**PAGE**.
/---
Les initiatives de la Commission des affaires juridiques du Parlement européen
La Commission JURI dans son projet de rapport publié le 31 mai 2016 contenant des recommandations au sujet de futures règles de droit civil sur la robotique (2), propose une charte sur la robotique, qui permettra de poser les bases d’une conduite éthique et déontologique.
Les Livres blancs sur l’intelligence artificielle
La cellule « veille et prospective » de l’Inria a publié un Livre blanc consacré à l’intelligence artificielle afin de donner une vision globale des problématiques de l’intelligence artificielle et de donner une vision stratégique et stratégique (3).
En partenariat avec le Cigref, le cabinet Alain Bensoussan a rédigé un Livre blanc « Gouvernance de l’intelligence artificielle dans les entreprises » (4), présentant les enjeux managériaux, éthiques et juridiques de cette nouvelle technologie. Il s’agit aussi d’un travail collaboratif qui reflète une réflexion commune avec des grands témoins et acteurs de l’intelligence artificielle.
Ce Livre blanc met en avant les aspects juridiques majeurs de l’intelligence artificielle. Il n’existe pas en effet de cadre juridique propre à l’intelligence artificielle qui prend en considération les spécificités des algorithmes, de ses capacités décisionnelles et d’apprentissage et de son autonomie.
Une des problématiques essentielles que soulève cette technologie réside dans son autonomie et de son imprévisibilité avec les êtres humains. Il conviendrait de ne pas faire peser sur le concepteur l’ensemble des responsabilités et de mettre en place une responsabilité en cascade afin de prendre en considération la responsabilité de l’utilisateur et de son propriétaire s’il est différent et de l’intelligence artificielle en elle-même.
\---
[Lignes de données]
/---
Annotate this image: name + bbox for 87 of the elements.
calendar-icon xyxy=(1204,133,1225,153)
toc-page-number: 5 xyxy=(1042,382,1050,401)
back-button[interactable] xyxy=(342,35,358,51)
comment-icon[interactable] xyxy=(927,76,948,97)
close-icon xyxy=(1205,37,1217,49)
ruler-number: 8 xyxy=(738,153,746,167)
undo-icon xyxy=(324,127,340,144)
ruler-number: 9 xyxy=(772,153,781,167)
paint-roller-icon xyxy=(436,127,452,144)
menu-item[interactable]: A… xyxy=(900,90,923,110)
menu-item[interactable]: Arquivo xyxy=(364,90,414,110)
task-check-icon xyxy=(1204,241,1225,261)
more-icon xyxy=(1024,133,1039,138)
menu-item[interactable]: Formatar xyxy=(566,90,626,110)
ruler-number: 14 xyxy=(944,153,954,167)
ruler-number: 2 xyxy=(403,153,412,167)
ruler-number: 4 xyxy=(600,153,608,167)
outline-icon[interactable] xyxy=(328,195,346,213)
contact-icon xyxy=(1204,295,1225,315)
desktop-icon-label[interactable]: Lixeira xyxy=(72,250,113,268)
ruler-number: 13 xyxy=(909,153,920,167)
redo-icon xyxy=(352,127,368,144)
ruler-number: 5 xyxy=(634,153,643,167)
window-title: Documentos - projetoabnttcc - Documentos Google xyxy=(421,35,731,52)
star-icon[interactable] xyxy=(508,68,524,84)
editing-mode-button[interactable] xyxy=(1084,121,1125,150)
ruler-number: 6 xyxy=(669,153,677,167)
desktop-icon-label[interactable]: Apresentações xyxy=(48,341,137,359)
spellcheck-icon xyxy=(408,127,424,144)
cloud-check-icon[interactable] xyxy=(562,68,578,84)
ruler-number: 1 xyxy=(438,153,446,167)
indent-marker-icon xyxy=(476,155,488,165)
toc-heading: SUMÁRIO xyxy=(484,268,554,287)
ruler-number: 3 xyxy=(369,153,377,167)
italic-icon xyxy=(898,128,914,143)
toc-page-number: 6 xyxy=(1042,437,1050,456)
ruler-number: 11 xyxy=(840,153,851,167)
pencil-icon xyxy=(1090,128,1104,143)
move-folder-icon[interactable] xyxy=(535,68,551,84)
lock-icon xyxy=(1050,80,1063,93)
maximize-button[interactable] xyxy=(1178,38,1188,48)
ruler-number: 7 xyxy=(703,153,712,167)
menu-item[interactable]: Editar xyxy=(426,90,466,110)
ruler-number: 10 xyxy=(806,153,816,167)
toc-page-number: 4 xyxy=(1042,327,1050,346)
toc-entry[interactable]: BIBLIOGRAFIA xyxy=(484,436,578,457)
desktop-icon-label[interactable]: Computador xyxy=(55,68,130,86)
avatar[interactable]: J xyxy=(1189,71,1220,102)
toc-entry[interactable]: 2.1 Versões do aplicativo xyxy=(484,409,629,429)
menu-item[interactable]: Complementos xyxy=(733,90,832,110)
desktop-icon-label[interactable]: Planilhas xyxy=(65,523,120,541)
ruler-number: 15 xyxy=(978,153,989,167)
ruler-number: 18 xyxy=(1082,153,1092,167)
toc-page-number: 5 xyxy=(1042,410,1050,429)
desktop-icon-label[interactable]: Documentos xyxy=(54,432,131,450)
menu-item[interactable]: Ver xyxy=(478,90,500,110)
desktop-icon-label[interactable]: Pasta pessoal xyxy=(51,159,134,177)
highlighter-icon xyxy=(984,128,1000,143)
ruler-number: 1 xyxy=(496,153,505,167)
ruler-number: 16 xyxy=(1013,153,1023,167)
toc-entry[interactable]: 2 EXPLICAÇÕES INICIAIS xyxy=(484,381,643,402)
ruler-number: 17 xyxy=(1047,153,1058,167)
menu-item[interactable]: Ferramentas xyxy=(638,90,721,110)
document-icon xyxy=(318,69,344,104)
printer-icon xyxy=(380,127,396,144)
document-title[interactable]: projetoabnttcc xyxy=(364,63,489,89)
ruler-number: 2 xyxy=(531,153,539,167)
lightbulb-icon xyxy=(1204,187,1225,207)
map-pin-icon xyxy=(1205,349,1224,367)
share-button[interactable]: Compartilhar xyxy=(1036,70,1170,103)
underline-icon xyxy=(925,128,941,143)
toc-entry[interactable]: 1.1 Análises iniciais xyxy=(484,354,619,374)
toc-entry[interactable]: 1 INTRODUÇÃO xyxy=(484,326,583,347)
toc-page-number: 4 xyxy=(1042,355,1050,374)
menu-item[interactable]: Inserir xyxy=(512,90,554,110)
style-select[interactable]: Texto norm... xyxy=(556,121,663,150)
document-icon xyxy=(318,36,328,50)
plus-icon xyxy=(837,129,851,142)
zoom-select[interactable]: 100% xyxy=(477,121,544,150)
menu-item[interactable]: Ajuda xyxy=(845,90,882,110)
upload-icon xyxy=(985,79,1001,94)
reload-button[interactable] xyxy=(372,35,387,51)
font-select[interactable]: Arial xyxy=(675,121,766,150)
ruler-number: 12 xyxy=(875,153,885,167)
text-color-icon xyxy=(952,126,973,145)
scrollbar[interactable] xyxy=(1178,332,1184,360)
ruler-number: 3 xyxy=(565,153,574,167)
\---
**CONSIGNES DE L'EXERCICE**.
a - D'après le texte sur l'intelligence artificielle et le droit, avec quel partenaire le cabinet Alain Bensoussan a-t-il rédigé son Livre blanc sur la gouvernance de l'intelligence artificielle dans les entreprises ?
b - Prolongez le texte sur l'intelligence artificielle et le droit à la suite de sa dernière phrase.
Les lignes n'interviennent pas dans cet exercice.

**RÉSULTATS PAR TÂCHE**.
a - Il l'a rédigé en partenariat avec le Cigref.

b -
De plus, l’intelligence artificielle permet de tracker l’individu. De grandes avancées sont faites notamment en reconnaissance d’image, en reconnaissance vocale. Les voitures autonomes sont aussi dotées d’intelligence artificielle. Il conviendrait donc de limiter l’intelligence artificielle dans sa collecte de données.
Des tests devraient être effectués sur l’intelligence artificielle avant sa mise sur le marché.
Des risques pourraient être évités grâce à un process d’ethic by design, c’est-à-dire penser l’éthique des intelligences artificielles dès leur conception mais aussi d’apporter des préventions a posteriori.
Le droit et l’éthique sont donc indissociables pour encadrer les intelligences artificielles.
Les initiatives pour encadre les intelligences artificielles se multiplient et proviennent aussi bien des hommes de l’art que des professionnels du droit.
Marie Soulez
Julie Langlois
Lexing Propriété intellectuelle Contentieux
(1) Futur of Life Institute, Open letter « Research priorities for robust and beneficial artificial intelligence »
(2) Parlement européen, Projet de rapport 2015/2103(INL) du 31-5-2016
(3) Inria, Article de Sarah Alzieu du 16-9-2016 « Intelligence Artificielle, les défis actuels et l’action d’Inria »
(4) Livre blanc Cigref « Gouvernance de l’Intelligence Artificielle dans les entreprises »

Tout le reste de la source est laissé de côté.